• _YOUR TASK_
Repeat the data below exactly, dropping any pictures it holds.

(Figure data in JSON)
_ _ _
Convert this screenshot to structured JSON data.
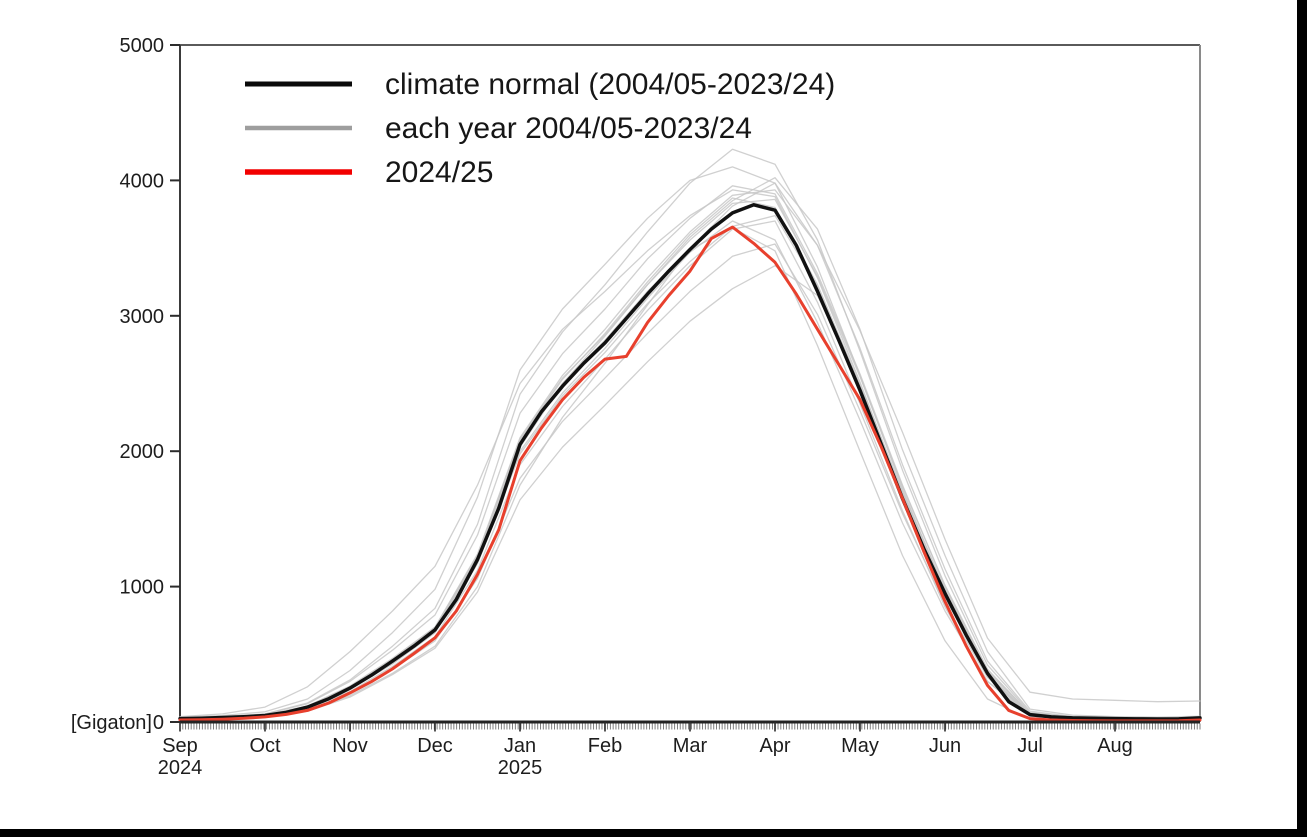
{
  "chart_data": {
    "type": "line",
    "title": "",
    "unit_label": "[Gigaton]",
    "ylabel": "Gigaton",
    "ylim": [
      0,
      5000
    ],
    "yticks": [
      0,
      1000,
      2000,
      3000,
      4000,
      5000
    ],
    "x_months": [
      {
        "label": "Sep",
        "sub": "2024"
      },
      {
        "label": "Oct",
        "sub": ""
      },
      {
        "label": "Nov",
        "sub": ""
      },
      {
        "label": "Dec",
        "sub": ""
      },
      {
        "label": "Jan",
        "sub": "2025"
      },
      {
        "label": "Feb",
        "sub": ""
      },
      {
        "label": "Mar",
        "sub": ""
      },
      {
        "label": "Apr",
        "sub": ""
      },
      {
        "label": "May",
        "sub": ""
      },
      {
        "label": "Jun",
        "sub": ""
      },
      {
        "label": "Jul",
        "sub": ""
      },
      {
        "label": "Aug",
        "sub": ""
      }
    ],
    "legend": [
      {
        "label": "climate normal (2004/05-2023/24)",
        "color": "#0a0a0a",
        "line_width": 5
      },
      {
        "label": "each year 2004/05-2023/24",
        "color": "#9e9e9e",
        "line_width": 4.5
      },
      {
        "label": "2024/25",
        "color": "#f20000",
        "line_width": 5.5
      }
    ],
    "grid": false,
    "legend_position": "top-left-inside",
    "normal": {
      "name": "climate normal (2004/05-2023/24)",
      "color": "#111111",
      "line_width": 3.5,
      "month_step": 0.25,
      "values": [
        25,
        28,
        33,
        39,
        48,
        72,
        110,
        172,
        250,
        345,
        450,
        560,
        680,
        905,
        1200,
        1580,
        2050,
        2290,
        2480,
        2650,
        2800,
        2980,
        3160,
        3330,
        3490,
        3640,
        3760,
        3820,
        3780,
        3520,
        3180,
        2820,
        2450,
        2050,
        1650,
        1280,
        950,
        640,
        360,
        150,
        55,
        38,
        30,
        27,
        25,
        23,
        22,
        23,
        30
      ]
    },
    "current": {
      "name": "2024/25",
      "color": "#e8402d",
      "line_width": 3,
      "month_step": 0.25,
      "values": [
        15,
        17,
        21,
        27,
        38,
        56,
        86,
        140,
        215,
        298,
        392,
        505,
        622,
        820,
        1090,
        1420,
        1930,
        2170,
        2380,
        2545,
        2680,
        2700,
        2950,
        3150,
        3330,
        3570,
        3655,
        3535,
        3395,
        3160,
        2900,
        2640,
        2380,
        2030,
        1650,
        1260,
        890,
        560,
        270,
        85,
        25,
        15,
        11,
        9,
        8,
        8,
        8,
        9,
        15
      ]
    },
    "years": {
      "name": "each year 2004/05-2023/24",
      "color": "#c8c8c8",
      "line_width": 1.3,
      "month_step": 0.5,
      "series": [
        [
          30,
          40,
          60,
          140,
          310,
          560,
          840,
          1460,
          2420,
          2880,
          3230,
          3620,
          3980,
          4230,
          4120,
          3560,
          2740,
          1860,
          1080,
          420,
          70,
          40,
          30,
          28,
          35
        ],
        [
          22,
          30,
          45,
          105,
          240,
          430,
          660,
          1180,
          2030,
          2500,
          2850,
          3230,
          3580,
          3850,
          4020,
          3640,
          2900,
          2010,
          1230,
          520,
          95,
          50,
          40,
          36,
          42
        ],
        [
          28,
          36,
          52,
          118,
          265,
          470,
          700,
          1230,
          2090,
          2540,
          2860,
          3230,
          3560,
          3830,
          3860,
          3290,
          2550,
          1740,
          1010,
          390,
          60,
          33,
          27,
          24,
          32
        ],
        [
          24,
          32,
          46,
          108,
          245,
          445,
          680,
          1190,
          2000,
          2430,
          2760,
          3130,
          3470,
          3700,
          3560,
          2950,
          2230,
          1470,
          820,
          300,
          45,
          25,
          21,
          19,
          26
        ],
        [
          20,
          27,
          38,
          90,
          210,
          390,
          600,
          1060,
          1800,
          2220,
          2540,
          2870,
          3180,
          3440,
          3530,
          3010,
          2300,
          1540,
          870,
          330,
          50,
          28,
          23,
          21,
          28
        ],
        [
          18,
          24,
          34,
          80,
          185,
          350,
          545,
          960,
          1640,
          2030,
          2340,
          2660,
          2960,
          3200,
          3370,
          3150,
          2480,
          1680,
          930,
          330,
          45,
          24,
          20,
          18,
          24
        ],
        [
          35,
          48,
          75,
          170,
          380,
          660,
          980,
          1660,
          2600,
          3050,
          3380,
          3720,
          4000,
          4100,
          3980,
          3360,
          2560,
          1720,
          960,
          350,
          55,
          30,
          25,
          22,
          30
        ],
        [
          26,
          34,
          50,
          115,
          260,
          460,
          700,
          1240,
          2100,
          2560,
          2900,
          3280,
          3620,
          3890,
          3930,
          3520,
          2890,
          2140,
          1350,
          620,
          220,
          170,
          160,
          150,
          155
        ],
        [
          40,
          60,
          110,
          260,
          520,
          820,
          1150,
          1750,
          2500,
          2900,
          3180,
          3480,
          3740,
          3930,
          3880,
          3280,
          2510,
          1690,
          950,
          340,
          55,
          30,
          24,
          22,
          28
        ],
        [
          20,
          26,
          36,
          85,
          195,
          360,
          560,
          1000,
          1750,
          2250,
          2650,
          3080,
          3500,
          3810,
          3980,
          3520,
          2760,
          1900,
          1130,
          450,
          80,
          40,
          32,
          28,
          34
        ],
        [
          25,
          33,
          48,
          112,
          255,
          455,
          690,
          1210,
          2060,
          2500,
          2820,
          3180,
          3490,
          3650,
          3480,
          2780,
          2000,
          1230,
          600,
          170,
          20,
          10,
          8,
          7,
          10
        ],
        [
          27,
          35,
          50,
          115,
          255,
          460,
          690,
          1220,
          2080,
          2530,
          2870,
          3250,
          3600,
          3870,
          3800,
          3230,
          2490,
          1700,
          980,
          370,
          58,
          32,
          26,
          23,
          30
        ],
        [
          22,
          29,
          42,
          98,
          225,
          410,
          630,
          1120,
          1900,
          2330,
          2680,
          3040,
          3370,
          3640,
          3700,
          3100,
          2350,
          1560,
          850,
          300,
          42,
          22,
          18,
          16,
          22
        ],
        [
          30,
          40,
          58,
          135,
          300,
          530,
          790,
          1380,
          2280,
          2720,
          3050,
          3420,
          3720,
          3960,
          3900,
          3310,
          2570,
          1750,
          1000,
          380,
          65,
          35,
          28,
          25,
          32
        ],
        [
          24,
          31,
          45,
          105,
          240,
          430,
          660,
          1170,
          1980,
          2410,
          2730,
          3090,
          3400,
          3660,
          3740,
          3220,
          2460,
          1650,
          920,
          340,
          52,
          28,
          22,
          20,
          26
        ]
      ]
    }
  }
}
_ _ _
• _FULL SOLUTION_
Convert this screenshot to structured JSON data.
{
  "chart_data": {
    "type": "line",
    "title": "",
    "unit_label": "[Gigaton]",
    "ylabel": "Gigaton",
    "ylim": [
      0,
      5000
    ],
    "yticks": [
      0,
      1000,
      2000,
      3000,
      4000,
      5000
    ],
    "x_months": [
      {
        "label": "Sep",
        "sub": "2024"
      },
      {
        "label": "Oct",
        "sub": ""
      },
      {
        "label": "Nov",
        "sub": ""
      },
      {
        "label": "Dec",
        "sub": ""
      },
      {
        "label": "Jan",
        "sub": "2025"
      },
      {
        "label": "Feb",
        "sub": ""
      },
      {
        "label": "Mar",
        "sub": ""
      },
      {
        "label": "Apr",
        "sub": ""
      },
      {
        "label": "May",
        "sub": ""
      },
      {
        "label": "Jun",
        "sub": ""
      },
      {
        "label": "Jul",
        "sub": ""
      },
      {
        "label": "Aug",
        "sub": ""
      }
    ],
    "legend": [
      {
        "label": "climate normal (2004/05-2023/24)",
        "color": "#0a0a0a",
        "line_width": 5
      },
      {
        "label": "each year 2004/05-2023/24",
        "color": "#9e9e9e",
        "line_width": 4.5
      },
      {
        "label": "2024/25",
        "color": "#f20000",
        "line_width": 5.5
      }
    ],
    "grid": false,
    "legend_position": "top-left-inside",
    "normal": {
      "name": "climate normal (2004/05-2023/24)",
      "color": "#111111",
      "line_width": 3.5,
      "month_step": 0.25,
      "values": [
        25,
        28,
        33,
        39,
        48,
        72,
        110,
        172,
        250,
        345,
        450,
        560,
        680,
        905,
        1200,
        1580,
        2050,
        2290,
        2480,
        2650,
        2800,
        2980,
        3160,
        3330,
        3490,
        3640,
        3760,
        3820,
        3780,
        3520,
        3180,
        2820,
        2450,
        2050,
        1650,
        1280,
        950,
        640,
        360,
        150,
        55,
        38,
        30,
        27,
        25,
        23,
        22,
        23,
        30
      ]
    },
    "current": {
      "name": "2024/25",
      "color": "#e8402d",
      "line_width": 3,
      "month_step": 0.25,
      "values": [
        15,
        17,
        21,
        27,
        38,
        56,
        86,
        140,
        215,
        298,
        392,
        505,
        622,
        820,
        1090,
        1420,
        1930,
        2170,
        2380,
        2545,
        2680,
        2700,
        2950,
        3150,
        3330,
        3570,
        3655,
        3535,
        3395,
        3160,
        2900,
        2640,
        2380,
        2030,
        1650,
        1260,
        890,
        560,
        270,
        85,
        25,
        15,
        11,
        9,
        8,
        8,
        8,
        9,
        15
      ]
    },
    "years": {
      "name": "each year 2004/05-2023/24",
      "color": "#c8c8c8",
      "line_width": 1.3,
      "month_step": 0.5,
      "series": [
        [
          30,
          40,
          60,
          140,
          310,
          560,
          840,
          1460,
          2420,
          2880,
          3230,
          3620,
          3980,
          4230,
          4120,
          3560,
          2740,
          1860,
          1080,
          420,
          70,
          40,
          30,
          28,
          35
        ],
        [
          22,
          30,
          45,
          105,
          240,
          430,
          660,
          1180,
          2030,
          2500,
          2850,
          3230,
          3580,
          3850,
          4020,
          3640,
          2900,
          2010,
          1230,
          520,
          95,
          50,
          40,
          36,
          42
        ],
        [
          28,
          36,
          52,
          118,
          265,
          470,
          700,
          1230,
          2090,
          2540,
          2860,
          3230,
          3560,
          3830,
          3860,
          3290,
          2550,
          1740,
          1010,
          390,
          60,
          33,
          27,
          24,
          32
        ],
        [
          24,
          32,
          46,
          108,
          245,
          445,
          680,
          1190,
          2000,
          2430,
          2760,
          3130,
          3470,
          3700,
          3560,
          2950,
          2230,
          1470,
          820,
          300,
          45,
          25,
          21,
          19,
          26
        ],
        [
          20,
          27,
          38,
          90,
          210,
          390,
          600,
          1060,
          1800,
          2220,
          2540,
          2870,
          3180,
          3440,
          3530,
          3010,
          2300,
          1540,
          870,
          330,
          50,
          28,
          23,
          21,
          28
        ],
        [
          18,
          24,
          34,
          80,
          185,
          350,
          545,
          960,
          1640,
          2030,
          2340,
          2660,
          2960,
          3200,
          3370,
          3150,
          2480,
          1680,
          930,
          330,
          45,
          24,
          20,
          18,
          24
        ],
        [
          35,
          48,
          75,
          170,
          380,
          660,
          980,
          1660,
          2600,
          3050,
          3380,
          3720,
          4000,
          4100,
          3980,
          3360,
          2560,
          1720,
          960,
          350,
          55,
          30,
          25,
          22,
          30
        ],
        [
          26,
          34,
          50,
          115,
          260,
          460,
          700,
          1240,
          2100,
          2560,
          2900,
          3280,
          3620,
          3890,
          3930,
          3520,
          2890,
          2140,
          1350,
          620,
          220,
          170,
          160,
          150,
          155
        ],
        [
          40,
          60,
          110,
          260,
          520,
          820,
          1150,
          1750,
          2500,
          2900,
          3180,
          3480,
          3740,
          3930,
          3880,
          3280,
          2510,
          1690,
          950,
          340,
          55,
          30,
          24,
          22,
          28
        ],
        [
          20,
          26,
          36,
          85,
          195,
          360,
          560,
          1000,
          1750,
          2250,
          2650,
          3080,
          3500,
          3810,
          3980,
          3520,
          2760,
          1900,
          1130,
          450,
          80,
          40,
          32,
          28,
          34
        ],
        [
          25,
          33,
          48,
          112,
          255,
          455,
          690,
          1210,
          2060,
          2500,
          2820,
          3180,
          3490,
          3650,
          3480,
          2780,
          2000,
          1230,
          600,
          170,
          20,
          10,
          8,
          7,
          10
        ],
        [
          27,
          35,
          50,
          115,
          255,
          460,
          690,
          1220,
          2080,
          2530,
          2870,
          3250,
          3600,
          3870,
          3800,
          3230,
          2490,
          1700,
          980,
          370,
          58,
          32,
          26,
          23,
          30
        ],
        [
          22,
          29,
          42,
          98,
          225,
          410,
          630,
          1120,
          1900,
          2330,
          2680,
          3040,
          3370,
          3640,
          3700,
          3100,
          2350,
          1560,
          850,
          300,
          42,
          22,
          18,
          16,
          22
        ],
        [
          30,
          40,
          58,
          135,
          300,
          530,
          790,
          1380,
          2280,
          2720,
          3050,
          3420,
          3720,
          3960,
          3900,
          3310,
          2570,
          1750,
          1000,
          380,
          65,
          35,
          28,
          25,
          32
        ],
        [
          24,
          31,
          45,
          105,
          240,
          430,
          660,
          1170,
          1980,
          2410,
          2730,
          3090,
          3400,
          3660,
          3740,
          3220,
          2460,
          1650,
          920,
          340,
          52,
          28,
          22,
          20,
          26
        ]
      ]
    }
  }
}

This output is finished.